◆ OBJECTIVE ◆
Count every line where "固收类基金" shows up, and give that number only.

◆ DATA PROVIDED ◆
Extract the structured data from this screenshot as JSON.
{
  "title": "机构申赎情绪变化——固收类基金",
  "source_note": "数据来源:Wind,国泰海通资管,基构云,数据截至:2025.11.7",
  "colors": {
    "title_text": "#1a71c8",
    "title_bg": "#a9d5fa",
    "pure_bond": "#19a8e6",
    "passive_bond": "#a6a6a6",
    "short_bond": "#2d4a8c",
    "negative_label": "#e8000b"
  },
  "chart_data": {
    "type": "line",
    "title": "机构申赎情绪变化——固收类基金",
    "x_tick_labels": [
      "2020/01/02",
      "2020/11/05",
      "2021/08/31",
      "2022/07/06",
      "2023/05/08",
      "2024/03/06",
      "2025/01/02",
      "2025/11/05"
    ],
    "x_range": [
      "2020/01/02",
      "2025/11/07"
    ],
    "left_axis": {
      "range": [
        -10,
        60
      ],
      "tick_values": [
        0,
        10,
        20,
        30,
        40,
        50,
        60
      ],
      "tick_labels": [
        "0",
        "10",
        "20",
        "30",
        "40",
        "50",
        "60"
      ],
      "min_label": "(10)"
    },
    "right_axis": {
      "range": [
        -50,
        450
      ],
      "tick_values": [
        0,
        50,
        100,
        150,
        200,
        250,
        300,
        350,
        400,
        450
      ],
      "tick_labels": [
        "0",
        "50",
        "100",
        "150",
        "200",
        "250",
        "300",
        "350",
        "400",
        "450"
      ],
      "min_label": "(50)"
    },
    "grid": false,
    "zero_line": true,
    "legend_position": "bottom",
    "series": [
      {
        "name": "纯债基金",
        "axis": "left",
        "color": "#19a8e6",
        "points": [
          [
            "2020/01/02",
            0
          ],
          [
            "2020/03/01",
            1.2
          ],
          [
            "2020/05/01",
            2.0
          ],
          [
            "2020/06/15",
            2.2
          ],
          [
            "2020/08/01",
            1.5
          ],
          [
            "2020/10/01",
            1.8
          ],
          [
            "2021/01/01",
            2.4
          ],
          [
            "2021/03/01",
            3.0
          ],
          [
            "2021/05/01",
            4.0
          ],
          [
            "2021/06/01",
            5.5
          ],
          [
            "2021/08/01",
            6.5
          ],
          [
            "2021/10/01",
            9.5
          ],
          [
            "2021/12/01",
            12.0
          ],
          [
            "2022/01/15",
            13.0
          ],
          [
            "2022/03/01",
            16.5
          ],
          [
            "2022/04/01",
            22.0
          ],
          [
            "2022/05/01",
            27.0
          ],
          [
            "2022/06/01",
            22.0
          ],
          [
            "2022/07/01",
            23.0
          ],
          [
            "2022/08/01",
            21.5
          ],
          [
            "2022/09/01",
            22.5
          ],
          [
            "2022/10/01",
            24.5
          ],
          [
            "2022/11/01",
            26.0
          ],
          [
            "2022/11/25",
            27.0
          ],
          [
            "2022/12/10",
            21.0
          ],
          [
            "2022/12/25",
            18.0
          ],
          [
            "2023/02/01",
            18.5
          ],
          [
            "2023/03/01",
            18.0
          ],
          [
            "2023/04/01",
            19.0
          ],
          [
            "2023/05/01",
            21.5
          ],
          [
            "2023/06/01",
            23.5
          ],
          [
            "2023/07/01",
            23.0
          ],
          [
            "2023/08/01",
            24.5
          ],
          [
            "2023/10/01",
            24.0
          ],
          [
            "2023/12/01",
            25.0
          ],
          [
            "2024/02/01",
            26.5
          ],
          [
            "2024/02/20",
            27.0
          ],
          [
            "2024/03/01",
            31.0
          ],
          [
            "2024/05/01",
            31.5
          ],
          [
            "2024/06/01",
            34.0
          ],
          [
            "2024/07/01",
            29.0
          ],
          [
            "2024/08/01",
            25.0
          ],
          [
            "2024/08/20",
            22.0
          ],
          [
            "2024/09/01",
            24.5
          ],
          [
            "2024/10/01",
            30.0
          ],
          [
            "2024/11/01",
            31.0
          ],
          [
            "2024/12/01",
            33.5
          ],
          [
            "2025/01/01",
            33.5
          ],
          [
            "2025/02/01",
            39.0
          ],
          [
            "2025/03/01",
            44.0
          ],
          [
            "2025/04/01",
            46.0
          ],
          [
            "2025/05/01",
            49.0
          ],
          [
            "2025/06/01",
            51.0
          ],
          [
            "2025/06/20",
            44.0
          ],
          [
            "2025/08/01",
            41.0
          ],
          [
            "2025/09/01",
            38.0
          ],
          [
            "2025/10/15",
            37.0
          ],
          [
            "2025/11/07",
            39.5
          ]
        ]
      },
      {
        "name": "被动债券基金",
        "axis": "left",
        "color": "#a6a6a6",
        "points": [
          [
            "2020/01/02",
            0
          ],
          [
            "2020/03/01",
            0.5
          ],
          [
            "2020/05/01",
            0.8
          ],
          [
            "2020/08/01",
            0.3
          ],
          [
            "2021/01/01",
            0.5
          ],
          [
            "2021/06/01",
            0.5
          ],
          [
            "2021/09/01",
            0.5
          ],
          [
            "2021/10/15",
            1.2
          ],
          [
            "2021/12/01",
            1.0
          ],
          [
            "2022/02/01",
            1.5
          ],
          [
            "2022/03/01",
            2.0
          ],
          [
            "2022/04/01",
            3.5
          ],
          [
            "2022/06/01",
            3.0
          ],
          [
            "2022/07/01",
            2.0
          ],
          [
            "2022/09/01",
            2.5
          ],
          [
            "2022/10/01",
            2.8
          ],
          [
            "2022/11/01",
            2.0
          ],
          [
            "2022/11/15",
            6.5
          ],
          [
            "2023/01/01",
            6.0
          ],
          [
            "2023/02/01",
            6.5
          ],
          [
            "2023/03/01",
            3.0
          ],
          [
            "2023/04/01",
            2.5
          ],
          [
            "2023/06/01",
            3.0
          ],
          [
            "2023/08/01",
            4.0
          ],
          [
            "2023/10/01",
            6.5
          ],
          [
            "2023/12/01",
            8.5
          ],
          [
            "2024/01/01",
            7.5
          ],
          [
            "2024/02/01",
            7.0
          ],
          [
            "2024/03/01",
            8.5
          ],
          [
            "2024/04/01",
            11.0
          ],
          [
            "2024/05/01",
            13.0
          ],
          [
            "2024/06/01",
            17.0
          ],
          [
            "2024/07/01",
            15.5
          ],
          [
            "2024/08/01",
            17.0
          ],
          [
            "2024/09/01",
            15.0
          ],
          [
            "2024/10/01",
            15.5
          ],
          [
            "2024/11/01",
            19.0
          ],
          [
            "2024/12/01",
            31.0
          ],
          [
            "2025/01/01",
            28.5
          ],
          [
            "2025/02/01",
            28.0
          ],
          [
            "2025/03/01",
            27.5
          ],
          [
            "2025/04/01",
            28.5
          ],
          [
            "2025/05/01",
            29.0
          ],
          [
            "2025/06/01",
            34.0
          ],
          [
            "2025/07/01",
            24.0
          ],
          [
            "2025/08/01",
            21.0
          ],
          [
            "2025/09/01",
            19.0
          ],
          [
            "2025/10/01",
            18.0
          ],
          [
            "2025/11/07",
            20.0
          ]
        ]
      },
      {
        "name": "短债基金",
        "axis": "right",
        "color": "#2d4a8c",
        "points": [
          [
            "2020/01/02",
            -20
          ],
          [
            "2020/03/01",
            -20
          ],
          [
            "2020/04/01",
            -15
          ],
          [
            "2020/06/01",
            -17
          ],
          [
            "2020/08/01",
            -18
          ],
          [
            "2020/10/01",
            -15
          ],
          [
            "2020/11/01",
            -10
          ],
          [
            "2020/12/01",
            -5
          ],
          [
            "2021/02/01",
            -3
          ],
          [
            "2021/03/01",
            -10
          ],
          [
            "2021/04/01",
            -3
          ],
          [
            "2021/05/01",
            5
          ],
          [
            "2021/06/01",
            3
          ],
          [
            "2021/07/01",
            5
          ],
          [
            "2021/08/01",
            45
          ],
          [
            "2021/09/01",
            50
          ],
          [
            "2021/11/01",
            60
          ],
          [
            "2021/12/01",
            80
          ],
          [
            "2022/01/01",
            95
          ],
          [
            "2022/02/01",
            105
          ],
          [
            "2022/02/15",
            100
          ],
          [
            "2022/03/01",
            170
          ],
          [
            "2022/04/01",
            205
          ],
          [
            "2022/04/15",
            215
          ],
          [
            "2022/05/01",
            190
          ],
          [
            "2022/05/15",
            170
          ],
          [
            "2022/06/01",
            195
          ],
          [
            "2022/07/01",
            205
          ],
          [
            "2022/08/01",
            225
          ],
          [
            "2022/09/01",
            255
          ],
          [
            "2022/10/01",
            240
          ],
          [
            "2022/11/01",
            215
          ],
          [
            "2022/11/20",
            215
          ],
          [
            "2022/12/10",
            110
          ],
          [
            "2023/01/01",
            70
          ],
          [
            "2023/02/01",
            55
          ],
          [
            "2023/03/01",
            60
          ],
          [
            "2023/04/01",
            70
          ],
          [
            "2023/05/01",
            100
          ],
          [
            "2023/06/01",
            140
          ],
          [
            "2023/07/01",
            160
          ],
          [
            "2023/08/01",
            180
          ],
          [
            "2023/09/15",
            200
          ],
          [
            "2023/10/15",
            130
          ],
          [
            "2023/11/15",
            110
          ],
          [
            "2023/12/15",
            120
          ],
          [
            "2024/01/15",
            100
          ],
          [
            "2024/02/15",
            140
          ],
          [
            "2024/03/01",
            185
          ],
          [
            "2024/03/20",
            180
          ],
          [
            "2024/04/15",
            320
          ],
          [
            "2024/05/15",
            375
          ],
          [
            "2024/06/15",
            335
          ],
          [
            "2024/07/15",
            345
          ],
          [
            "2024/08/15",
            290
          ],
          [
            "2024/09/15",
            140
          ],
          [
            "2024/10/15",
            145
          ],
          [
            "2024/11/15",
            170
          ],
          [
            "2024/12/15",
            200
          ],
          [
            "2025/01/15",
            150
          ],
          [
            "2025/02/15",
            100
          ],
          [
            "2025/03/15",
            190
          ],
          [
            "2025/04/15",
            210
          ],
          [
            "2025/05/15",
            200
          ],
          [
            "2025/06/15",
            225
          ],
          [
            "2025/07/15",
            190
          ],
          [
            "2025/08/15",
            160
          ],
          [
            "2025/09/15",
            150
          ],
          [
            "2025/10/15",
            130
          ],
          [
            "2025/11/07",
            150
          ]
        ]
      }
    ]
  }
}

◆ SOLUTION FOR THIS TASK ◆
2